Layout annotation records
────────────────
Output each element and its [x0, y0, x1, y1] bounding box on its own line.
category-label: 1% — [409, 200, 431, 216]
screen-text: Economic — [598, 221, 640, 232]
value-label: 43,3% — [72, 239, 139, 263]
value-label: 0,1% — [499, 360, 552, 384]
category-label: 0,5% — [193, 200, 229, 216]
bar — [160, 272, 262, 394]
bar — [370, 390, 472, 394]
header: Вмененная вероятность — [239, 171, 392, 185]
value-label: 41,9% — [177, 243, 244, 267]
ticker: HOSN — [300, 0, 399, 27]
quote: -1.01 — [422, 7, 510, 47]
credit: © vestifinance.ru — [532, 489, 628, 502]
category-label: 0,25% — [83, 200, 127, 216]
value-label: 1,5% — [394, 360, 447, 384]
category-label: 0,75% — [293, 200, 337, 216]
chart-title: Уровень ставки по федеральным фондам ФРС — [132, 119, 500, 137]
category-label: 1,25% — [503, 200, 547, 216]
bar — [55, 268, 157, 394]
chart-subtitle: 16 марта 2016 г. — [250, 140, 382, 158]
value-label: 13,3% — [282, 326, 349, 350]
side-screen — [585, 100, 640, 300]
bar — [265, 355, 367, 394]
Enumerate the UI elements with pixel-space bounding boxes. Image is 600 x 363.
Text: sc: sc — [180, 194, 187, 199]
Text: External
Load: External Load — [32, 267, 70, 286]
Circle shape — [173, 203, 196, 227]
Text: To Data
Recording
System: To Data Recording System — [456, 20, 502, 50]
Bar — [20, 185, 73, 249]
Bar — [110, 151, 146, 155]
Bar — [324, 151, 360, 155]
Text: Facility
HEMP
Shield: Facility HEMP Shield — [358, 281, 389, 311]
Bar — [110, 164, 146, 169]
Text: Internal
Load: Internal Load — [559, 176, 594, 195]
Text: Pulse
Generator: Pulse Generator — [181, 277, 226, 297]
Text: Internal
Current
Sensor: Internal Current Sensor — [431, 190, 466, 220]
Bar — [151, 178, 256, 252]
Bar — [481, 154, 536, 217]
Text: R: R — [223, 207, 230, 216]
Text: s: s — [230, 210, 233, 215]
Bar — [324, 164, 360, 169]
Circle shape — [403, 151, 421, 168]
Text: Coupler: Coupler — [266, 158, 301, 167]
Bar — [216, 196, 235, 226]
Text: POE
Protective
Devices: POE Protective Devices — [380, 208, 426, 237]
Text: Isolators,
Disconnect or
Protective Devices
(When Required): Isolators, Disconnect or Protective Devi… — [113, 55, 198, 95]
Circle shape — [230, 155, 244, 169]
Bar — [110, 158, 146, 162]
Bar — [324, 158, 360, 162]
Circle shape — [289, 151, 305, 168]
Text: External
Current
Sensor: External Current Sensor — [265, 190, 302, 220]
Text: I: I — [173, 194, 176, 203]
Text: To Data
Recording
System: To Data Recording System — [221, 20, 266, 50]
────────────────
*Written request*. How many lines in the entries above contain the string "category", matching case? Reply with the number only.

*Correct response*. 5